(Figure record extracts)
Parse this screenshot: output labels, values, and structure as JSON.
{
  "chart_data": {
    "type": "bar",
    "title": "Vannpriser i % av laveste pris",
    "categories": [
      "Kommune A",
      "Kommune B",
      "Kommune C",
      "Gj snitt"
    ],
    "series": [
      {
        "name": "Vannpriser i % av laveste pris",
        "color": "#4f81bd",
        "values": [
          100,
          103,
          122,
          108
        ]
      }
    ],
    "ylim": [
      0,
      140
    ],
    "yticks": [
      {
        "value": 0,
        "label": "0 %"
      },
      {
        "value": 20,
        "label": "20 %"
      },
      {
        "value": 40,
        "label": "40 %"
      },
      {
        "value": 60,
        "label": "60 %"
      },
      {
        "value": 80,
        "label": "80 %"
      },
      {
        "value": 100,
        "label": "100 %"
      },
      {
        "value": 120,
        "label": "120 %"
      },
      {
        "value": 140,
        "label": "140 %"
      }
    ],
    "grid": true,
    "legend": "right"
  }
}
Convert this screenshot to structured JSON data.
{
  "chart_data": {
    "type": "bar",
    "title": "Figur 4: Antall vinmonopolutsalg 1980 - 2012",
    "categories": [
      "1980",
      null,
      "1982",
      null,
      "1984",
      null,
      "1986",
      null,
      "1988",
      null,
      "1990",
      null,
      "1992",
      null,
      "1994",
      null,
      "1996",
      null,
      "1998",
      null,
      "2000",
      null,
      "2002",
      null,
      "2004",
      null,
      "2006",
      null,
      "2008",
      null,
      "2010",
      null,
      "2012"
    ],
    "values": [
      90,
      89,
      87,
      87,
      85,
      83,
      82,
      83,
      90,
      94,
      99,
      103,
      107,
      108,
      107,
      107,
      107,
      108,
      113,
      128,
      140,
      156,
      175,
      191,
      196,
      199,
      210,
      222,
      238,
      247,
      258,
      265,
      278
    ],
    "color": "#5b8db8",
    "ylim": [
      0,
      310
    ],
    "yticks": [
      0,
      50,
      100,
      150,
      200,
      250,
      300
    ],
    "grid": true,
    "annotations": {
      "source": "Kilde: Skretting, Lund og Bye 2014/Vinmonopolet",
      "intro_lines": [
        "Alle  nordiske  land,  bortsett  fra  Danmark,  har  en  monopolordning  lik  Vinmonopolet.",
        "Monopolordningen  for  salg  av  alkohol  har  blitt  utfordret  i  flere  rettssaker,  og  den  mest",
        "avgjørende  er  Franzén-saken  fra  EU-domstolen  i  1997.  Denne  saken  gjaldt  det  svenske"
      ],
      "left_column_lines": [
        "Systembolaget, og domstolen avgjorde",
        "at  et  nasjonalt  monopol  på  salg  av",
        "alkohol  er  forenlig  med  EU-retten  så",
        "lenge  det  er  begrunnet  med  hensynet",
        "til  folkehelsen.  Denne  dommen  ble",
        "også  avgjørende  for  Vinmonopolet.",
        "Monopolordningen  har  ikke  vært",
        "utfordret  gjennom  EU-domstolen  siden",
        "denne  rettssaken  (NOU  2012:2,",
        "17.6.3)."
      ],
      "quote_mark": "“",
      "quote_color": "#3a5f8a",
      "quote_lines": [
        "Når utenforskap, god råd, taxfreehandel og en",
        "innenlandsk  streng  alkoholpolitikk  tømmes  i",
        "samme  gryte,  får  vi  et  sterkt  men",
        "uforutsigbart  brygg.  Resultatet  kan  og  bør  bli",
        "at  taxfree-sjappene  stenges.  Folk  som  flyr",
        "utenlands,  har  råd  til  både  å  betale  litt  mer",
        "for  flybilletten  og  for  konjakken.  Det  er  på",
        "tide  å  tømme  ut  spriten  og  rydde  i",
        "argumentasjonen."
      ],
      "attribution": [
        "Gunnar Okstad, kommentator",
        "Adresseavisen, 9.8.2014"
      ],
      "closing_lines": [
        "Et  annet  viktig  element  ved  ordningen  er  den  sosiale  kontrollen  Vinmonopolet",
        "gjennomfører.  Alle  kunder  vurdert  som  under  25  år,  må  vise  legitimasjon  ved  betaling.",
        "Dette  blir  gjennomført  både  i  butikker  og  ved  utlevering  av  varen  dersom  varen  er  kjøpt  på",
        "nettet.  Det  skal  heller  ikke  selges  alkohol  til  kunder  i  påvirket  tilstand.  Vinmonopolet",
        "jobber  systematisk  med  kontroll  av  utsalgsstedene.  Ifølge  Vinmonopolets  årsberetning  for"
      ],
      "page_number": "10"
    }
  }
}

● **REQUIREMENT**
Set all of the entries down again, exactly as they were given.

● **TASK OUTPUT**
Parse this screenshot: output labels, values, and structure as JSON.
{
  "chart_data": {
    "type": "bar",
    "title": "Vannpriser i % av laveste pris",
    "categories": [
      "Kommune A",
      "Kommune B",
      "Kommune C",
      "Gj snitt"
    ],
    "series": [
      {
        "name": "Vannpriser i % av laveste pris",
        "color": "#4f81bd",
        "values": [
          100,
          103,
          122,
          108
        ]
      }
    ],
    "ylim": [
      0,
      140
    ],
    "yticks": [
      {
        "value": 0,
        "label": "0 %"
      },
      {
        "value": 20,
        "label": "20 %"
      },
      {
        "value": 40,
        "label": "40 %"
      },
      {
        "value": 60,
        "label": "60 %"
      },
      {
        "value": 80,
        "label": "80 %"
      },
      {
        "value": 100,
        "label": "100 %"
      },
      {
        "value": 120,
        "label": "120 %"
      },
      {
        "value": 140,
        "label": "140 %"
      }
    ],
    "grid": true,
    "legend": "right"
  }
}
Convert this screenshot to structured JSON data.
{
  "chart_data": {
    "type": "bar",
    "title": "Figur 4: Antall vinmonopolutsalg 1980 - 2012",
    "categories": [
      "1980",
      null,
      "1982",
      null,
      "1984",
      null,
      "1986",
      null,
      "1988",
      null,
      "1990",
      null,
      "1992",
      null,
      "1994",
      null,
      "1996",
      null,
      "1998",
      null,
      "2000",
      null,
      "2002",
      null,
      "2004",
      null,
      "2006",
      null,
      "2008",
      null,
      "2010",
      null,
      "2012"
    ],
    "values": [
      90,
      89,
      87,
      87,
      85,
      83,
      82,
      83,
      90,
      94,
      99,
      103,
      107,
      108,
      107,
      107,
      107,
      108,
      113,
      128,
      140,
      156,
      175,
      191,
      196,
      199,
      210,
      222,
      238,
      247,
      258,
      265,
      278
    ],
    "color": "#5b8db8",
    "ylim": [
      0,
      310
    ],
    "yticks": [
      0,
      50,
      100,
      150,
      200,
      250,
      300
    ],
    "grid": true,
    "annotations": {
      "source": "Kilde: Skretting, Lund og Bye 2014/Vinmonopolet",
      "intro_lines": [
        "Alle  nordiske  land,  bortsett  fra  Danmark,  har  en  monopolordning  lik  Vinmonopolet.",
        "Monopolordningen  for  salg  av  alkohol  har  blitt  utfordret  i  flere  rettssaker,  og  den  mest",
        "avgjørende  er  Franzén-saken  fra  EU-domstolen  i  1997.  Denne  saken  gjaldt  det  svenske"
      ],
      "left_column_lines": [
        "Systembolaget, og domstolen avgjorde",
        "at  et  nasjonalt  monopol  på  salg  av",
        "alkohol  er  forenlig  med  EU-retten  så",
        "lenge  det  er  begrunnet  med  hensynet",
        "til  folkehelsen.  Denne  dommen  ble",
        "også  avgjørende  for  Vinmonopolet.",
        "Monopolordningen  har  ikke  vært",
        "utfordret  gjennom  EU-domstolen  siden",
        "denne  rettssaken  (NOU  2012:2,",
        "17.6.3)."
      ],
      "quote_mark": "“",
      "quote_color": "#3a5f8a",
      "quote_lines": [
        "Når utenforskap, god råd, taxfreehandel og en",
        "innenlandsk  streng  alkoholpolitikk  tømmes  i",
        "samme  gryte,  får  vi  et  sterkt  men",
        "uforutsigbart  brygg.  Resultatet  kan  og  bør  bli",
        "at  taxfree-sjappene  stenges.  Folk  som  flyr",
        "utenlands,  har  råd  til  både  å  betale  litt  mer",
        "for  flybilletten  og  for  konjakken.  Det  er  på",
        "tide  å  tømme  ut  spriten  og  rydde  i",
        "argumentasjonen."
      ],
      "attribution": [
        "Gunnar Okstad, kommentator",
        "Adresseavisen, 9.8.2014"
      ],
      "closing_lines": [
        "Et  annet  viktig  element  ved  ordningen  er  den  sosiale  kontrollen  Vinmonopolet",
        "gjennomfører.  Alle  kunder  vurdert  som  under  25  år,  må  vise  legitimasjon  ved  betaling.",
        "Dette  blir  gjennomført  både  i  butikker  og  ved  utlevering  av  varen  dersom  varen  er  kjøpt  på",
        "nettet.  Det  skal  heller  ikke  selges  alkohol  til  kunder  i  påvirket  tilstand.  Vinmonopolet",
        "jobber  systematisk  med  kontroll  av  utsalgsstedene.  Ifølge  Vinmonopolets  årsberetning  for"
      ],
      "page_number": "10"
    }
  }
}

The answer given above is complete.